It will be better and more scientific if we understand it thus: that which is self-originated is the atman. This is more scientific than saying that the atman is self-originated. It is more scientific if we say, “We call him the supreme atman - God - who is uncreated, who is not created by anyone,” than to say, “Nobody has created God.”

Science also experiences this. In their investigations, scientists reach certain limits and then they feel that there is something beyond the limits, which is beyond creation. As it happened, science was always making investigations about elements, and the ancient scientists declared that there were five elements. This was not said by the ancient spiritualists - the religious people - because they had no concern with such elements. They were concerned with only one, the self-originated element.

The old scientific thinking of nearly four to five thousand years ago maintained that everything is created from five elements. Now the mistake happened because there did not exist separate books of science; every subject was included in religious books. The religious books were the collections of all the knowledge of those days, and so the belief that everything was created from five elements was available in religious books. But this matter relates to science and not to religion. Religion seeks only one element - the self-originated element.

**Data items**:

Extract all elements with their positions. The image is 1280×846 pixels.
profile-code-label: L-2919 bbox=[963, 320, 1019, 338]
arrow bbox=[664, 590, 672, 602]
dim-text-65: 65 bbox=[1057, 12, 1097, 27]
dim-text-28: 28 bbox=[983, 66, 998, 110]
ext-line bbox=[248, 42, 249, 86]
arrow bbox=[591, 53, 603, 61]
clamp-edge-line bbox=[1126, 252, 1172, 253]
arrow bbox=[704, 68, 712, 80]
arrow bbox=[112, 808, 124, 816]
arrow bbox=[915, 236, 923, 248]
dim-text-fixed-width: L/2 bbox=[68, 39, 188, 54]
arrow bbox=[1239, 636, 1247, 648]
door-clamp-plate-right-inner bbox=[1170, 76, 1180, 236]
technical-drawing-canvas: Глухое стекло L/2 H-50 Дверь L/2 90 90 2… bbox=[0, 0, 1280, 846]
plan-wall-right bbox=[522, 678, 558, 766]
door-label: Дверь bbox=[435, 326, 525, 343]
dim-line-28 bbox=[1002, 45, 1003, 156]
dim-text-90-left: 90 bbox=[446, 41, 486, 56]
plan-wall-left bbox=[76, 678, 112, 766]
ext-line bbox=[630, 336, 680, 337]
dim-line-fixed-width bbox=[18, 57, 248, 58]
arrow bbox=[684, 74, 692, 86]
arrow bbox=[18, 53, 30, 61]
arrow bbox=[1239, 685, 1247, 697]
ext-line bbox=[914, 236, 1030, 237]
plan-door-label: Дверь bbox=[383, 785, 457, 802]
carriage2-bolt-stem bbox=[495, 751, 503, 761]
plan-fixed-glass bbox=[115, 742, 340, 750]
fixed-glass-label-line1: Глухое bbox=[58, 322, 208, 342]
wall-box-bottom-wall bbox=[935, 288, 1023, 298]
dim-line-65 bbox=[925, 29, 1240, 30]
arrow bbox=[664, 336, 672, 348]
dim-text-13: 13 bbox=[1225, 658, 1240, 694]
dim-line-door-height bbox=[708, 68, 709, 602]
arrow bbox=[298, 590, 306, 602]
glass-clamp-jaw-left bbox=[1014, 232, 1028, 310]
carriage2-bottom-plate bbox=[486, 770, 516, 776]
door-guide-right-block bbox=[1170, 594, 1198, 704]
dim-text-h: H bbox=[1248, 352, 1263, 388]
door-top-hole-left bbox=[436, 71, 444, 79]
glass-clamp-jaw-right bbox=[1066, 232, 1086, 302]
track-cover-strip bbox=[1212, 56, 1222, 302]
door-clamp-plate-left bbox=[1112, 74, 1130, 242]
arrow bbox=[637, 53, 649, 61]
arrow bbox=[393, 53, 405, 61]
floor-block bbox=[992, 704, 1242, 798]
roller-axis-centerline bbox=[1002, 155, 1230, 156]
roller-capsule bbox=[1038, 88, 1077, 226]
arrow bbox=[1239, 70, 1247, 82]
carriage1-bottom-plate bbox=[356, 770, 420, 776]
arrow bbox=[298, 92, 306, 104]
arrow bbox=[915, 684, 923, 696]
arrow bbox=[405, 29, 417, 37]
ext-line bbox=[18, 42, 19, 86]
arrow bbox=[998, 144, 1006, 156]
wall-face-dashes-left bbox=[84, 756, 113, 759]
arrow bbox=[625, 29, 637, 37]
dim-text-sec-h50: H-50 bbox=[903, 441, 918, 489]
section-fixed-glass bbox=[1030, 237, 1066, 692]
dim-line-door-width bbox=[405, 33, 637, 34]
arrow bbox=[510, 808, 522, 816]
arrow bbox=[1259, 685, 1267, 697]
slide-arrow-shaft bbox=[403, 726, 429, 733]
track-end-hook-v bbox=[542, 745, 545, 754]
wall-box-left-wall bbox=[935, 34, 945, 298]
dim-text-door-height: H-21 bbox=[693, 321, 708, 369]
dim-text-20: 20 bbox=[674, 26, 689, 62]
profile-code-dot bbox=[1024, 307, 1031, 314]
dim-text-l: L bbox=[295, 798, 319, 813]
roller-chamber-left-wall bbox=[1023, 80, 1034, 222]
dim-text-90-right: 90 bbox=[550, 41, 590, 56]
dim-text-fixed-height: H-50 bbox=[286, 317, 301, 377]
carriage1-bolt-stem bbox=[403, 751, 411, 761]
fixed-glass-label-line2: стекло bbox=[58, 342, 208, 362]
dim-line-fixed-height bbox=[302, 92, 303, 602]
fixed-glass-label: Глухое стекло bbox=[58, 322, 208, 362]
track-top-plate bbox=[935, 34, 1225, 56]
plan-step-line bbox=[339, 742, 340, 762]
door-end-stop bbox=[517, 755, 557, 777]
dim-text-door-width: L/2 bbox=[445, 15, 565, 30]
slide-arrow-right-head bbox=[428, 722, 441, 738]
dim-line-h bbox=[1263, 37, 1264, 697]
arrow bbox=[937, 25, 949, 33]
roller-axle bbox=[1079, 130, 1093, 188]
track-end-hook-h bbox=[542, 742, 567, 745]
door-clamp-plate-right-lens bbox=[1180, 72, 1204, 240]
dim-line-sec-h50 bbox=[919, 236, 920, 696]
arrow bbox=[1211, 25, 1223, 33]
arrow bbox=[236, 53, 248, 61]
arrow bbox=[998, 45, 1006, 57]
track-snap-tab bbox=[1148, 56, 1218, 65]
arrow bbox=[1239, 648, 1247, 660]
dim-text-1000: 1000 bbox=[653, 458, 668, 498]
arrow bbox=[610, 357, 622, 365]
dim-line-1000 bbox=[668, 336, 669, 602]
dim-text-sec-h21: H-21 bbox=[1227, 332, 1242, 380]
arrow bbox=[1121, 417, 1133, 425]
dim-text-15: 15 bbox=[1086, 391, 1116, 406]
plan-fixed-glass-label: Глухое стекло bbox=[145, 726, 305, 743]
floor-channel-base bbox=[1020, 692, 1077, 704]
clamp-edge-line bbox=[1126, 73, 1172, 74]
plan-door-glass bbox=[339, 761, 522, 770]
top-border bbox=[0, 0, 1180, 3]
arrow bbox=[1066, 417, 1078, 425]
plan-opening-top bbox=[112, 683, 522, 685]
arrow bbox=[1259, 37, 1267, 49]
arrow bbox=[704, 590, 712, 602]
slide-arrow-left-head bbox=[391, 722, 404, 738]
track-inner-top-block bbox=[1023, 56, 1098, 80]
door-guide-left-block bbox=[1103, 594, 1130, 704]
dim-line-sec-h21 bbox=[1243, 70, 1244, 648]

**Given task 1**:
Return the passage on the atman and the five elements word for word, starting at the words "The old scientific" and stopping after "- the self-originated element.".
**Given task 2**:
Supply the next part of the passage on the atman and the five elements, continuing after its final sentence.

**Task result 1**:
The old scientific thinking of nearly four to five thousand years ago maintained that everything is created from five elements. Now the mistake happened because there did not exist separate books of science; every subject was included in religious books. The religious books were the collections of all the knowledge of those days, and so the belief that everything was created from five elements was available in religious books. But this matter relates to science and not to religion. Religion seeks only one element - the self-originated element.

**Task result 2**:
Science continued its investigations, and it found that the principle of five elements was incorrect. When this was found out the foolish so-called religious people were very worried. They thought everything was now in confusion, because they had come to believe in five elements. But science went on steadily with its research. Now scientists have discovered one hundred and eight elements. But I want to make it clear that the new researches of science disprove only the old science.

No discovery of science can disprove religion, because the directions of religion and science are quite separate. Someone may compose a very fine poem, but that cannot disprove a principle of mathematics. There is no relation between poetry and mathematics. Similarly someone may develop a deep and difficult mathematical theory, but that will not disqualify a good poem, because their directions are separate; they don’t cancel each other. They don’t even touch each other. These directions run parallel like railway lines. If they seem to meet each other somewhere, it is our illusion. If you go to the meeting point you will find that they run parallel. Only an illusion of their meeting each other can arise, as it does in the case of railway lines.